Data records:
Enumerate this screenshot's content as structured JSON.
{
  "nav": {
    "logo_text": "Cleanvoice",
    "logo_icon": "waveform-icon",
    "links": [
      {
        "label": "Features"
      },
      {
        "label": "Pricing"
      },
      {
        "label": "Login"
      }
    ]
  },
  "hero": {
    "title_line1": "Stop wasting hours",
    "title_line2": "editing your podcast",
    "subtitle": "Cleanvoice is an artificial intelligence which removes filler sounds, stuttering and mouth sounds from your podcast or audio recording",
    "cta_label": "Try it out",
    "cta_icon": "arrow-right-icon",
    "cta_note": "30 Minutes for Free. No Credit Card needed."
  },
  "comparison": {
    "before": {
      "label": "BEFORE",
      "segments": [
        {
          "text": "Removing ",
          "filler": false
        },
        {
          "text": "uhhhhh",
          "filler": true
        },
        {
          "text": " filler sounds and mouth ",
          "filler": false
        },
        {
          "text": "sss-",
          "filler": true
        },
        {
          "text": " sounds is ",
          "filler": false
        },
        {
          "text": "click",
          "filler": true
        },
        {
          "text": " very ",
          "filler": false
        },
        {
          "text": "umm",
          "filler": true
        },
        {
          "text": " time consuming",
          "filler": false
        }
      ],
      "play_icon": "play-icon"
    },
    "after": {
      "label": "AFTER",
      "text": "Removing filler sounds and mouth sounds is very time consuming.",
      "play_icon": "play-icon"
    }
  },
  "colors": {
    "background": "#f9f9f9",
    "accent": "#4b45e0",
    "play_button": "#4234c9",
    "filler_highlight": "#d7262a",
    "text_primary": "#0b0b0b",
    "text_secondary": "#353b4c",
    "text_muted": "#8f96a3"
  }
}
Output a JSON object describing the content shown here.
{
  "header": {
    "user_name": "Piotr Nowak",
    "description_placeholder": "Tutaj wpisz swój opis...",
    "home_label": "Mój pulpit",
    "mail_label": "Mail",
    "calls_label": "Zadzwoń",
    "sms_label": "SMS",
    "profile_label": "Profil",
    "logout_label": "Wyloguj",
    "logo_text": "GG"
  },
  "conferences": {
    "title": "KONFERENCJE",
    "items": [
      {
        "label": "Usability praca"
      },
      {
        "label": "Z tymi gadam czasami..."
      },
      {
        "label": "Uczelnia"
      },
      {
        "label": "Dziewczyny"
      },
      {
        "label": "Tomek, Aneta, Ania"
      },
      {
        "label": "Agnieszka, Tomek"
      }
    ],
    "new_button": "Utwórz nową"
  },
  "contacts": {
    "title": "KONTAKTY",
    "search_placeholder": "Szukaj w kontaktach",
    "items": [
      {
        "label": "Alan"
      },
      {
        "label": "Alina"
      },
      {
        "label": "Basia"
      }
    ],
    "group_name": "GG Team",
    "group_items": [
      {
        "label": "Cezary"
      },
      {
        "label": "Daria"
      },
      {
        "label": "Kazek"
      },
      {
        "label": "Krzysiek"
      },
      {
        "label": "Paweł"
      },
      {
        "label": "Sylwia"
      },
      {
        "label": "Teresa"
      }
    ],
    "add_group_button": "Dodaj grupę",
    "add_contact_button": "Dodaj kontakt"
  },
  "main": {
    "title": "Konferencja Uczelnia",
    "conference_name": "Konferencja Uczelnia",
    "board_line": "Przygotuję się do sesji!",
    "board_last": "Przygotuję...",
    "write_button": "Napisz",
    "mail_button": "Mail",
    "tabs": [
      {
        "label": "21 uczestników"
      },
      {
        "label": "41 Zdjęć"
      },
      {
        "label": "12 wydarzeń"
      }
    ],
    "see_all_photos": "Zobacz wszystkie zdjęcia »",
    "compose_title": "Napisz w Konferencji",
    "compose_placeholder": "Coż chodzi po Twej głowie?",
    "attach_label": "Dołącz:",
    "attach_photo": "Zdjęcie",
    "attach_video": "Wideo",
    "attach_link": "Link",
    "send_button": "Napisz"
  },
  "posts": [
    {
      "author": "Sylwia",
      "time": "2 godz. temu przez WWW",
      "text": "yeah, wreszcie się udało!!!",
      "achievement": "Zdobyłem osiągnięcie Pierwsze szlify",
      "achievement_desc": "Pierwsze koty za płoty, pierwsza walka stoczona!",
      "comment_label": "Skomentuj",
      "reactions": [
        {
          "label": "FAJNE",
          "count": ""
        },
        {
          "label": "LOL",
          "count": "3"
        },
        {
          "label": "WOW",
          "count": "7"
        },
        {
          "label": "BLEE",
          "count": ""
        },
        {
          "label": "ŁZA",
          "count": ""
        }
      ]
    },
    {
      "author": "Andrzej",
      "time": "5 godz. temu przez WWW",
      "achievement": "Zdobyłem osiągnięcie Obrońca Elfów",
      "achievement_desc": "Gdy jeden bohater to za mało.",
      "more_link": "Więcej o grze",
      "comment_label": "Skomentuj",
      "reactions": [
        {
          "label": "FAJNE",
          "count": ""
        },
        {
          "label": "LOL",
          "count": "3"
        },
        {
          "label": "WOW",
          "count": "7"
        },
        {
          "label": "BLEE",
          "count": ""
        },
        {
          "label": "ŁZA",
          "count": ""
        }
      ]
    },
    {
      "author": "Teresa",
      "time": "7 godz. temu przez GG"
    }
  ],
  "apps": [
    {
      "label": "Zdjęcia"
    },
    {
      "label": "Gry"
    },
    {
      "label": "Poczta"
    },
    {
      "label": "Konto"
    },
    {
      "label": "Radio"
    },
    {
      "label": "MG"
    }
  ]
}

● **PROBLEM TO SOLVE**: Without leaving anything out, quote all the data.

● **OUTPUT FOR THIS TASK**:
Enumerate this screenshot's content as structured JSON.
{
  "nav": {
    "logo_text": "Cleanvoice",
    "logo_icon": "waveform-icon",
    "links": [
      {
        "label": "Features"
      },
      {
        "label": "Pricing"
      },
      {
        "label": "Login"
      }
    ]
  },
  "hero": {
    "title_line1": "Stop wasting hours",
    "title_line2": "editing your podcast",
    "subtitle": "Cleanvoice is an artificial intelligence which removes filler sounds, stuttering and mouth sounds from your podcast or audio recording",
    "cta_label": "Try it out",
    "cta_icon": "arrow-right-icon",
    "cta_note": "30 Minutes for Free. No Credit Card needed."
  },
  "comparison": {
    "before": {
      "label": "BEFORE",
      "segments": [
        {
          "text": "Removing ",
          "filler": false
        },
        {
          "text": "uhhhhh",
          "filler": true
        },
        {
          "text": " filler sounds and mouth ",
          "filler": false
        },
        {
          "text": "sss-",
          "filler": true
        },
        {
          "text": " sounds is ",
          "filler": false
        },
        {
          "text": "click",
          "filler": true
        },
        {
          "text": " very ",
          "filler": false
        },
        {
          "text": "umm",
          "filler": true
        },
        {
          "text": " time consuming",
          "filler": false
        }
      ],
      "play_icon": "play-icon"
    },
    "after": {
      "label": "AFTER",
      "text": "Removing filler sounds and mouth sounds is very time consuming.",
      "play_icon": "play-icon"
    }
  },
  "colors": {
    "background": "#f9f9f9",
    "accent": "#4b45e0",
    "play_button": "#4234c9",
    "filler_highlight": "#d7262a",
    "text_primary": "#0b0b0b",
    "text_secondary": "#353b4c",
    "text_muted": "#8f96a3"
  }
}
Output a JSON object describing the content shown here.
{
  "header": {
    "user_name": "Piotr Nowak",
    "description_placeholder": "Tutaj wpisz swój opis...",
    "home_label": "Mój pulpit",
    "mail_label": "Mail",
    "calls_label": "Zadzwoń",
    "sms_label": "SMS",
    "profile_label": "Profil",
    "logout_label": "Wyloguj",
    "logo_text": "GG"
  },
  "conferences": {
    "title": "KONFERENCJE",
    "items": [
      {
        "label": "Usability praca"
      },
      {
        "label": "Z tymi gadam czasami..."
      },
      {
        "label": "Uczelnia"
      },
      {
        "label": "Dziewczyny"
      },
      {
        "label": "Tomek, Aneta, Ania"
      },
      {
        "label": "Agnieszka, Tomek"
      }
    ],
    "new_button": "Utwórz nową"
  },
  "contacts": {
    "title": "KONTAKTY",
    "search_placeholder": "Szukaj w kontaktach",
    "items": [
      {
        "label": "Alan"
      },
      {
        "label": "Alina"
      },
      {
        "label": "Basia"
      }
    ],
    "group_name": "GG Team",
    "group_items": [
      {
        "label": "Cezary"
      },
      {
        "label": "Daria"
      },
      {
        "label": "Kazek"
      },
      {
        "label": "Krzysiek"
      },
      {
        "label": "Paweł"
      },
      {
        "label": "Sylwia"
      },
      {
        "label": "Teresa"
      }
    ],
    "add_group_button": "Dodaj grupę",
    "add_contact_button": "Dodaj kontakt"
  },
  "main": {
    "title": "Konferencja Uczelnia",
    "conference_name": "Konferencja Uczelnia",
    "board_line": "Przygotuję się do sesji!",
    "board_last": "Przygotuję...",
    "write_button": "Napisz",
    "mail_button": "Mail",
    "tabs": [
      {
        "label": "21 uczestników"
      },
      {
        "label": "41 Zdjęć"
      },
      {
        "label": "12 wydarzeń"
      }
    ],
    "see_all_photos": "Zobacz wszystkie zdjęcia »",
    "compose_title": "Napisz w Konferencji",
    "compose_placeholder": "Coż chodzi po Twej głowie?",
    "attach_label": "Dołącz:",
    "attach_photo": "Zdjęcie",
    "attach_video": "Wideo",
    "attach_link": "Link",
    "send_button": "Napisz"
  },
  "posts": [
    {
      "author": "Sylwia",
      "time": "2 godz. temu przez WWW",
      "text": "yeah, wreszcie się udało!!!",
      "achievement": "Zdobyłem osiągnięcie Pierwsze szlify",
      "achievement_desc": "Pierwsze koty za płoty, pierwsza walka stoczona!",
      "comment_label": "Skomentuj",
      "reactions": [
        {
          "label": "FAJNE",
          "count": ""
        },
        {
          "label": "LOL",
          "count": "3"
        },
        {
          "label": "WOW",
          "count": "7"
        },
        {
          "label": "BLEE",
          "count": ""
        },
        {
          "label": "ŁZA",
          "count": ""
        }
      ]
    },
    {
      "author": "Andrzej",
      "time": "5 godz. temu przez WWW",
      "achievement": "Zdobyłem osiągnięcie Obrońca Elfów",
      "achievement_desc": "Gdy jeden bohater to za mało.",
      "more_link": "Więcej o grze",
      "comment_label": "Skomentuj",
      "reactions": [
        {
          "label": "FAJNE",
          "count": ""
        },
        {
          "label": "LOL",
          "count": "3"
        },
        {
          "label": "WOW",
          "count": "7"
        },
        {
          "label": "BLEE",
          "count": ""
        },
        {
          "label": "ŁZA",
          "count": ""
        }
      ]
    },
    {
      "author": "Teresa",
      "time": "7 godz. temu przez GG"
    }
  ],
  "apps": [
    {
      "label": "Zdjęcia"
    },
    {
      "label": "Gry"
    },
    {
      "label": "Poczta"
    },
    {
      "label": "Konto"
    },
    {
      "label": "Radio"
    },
    {
      "label": "MG"
    }
  ]
}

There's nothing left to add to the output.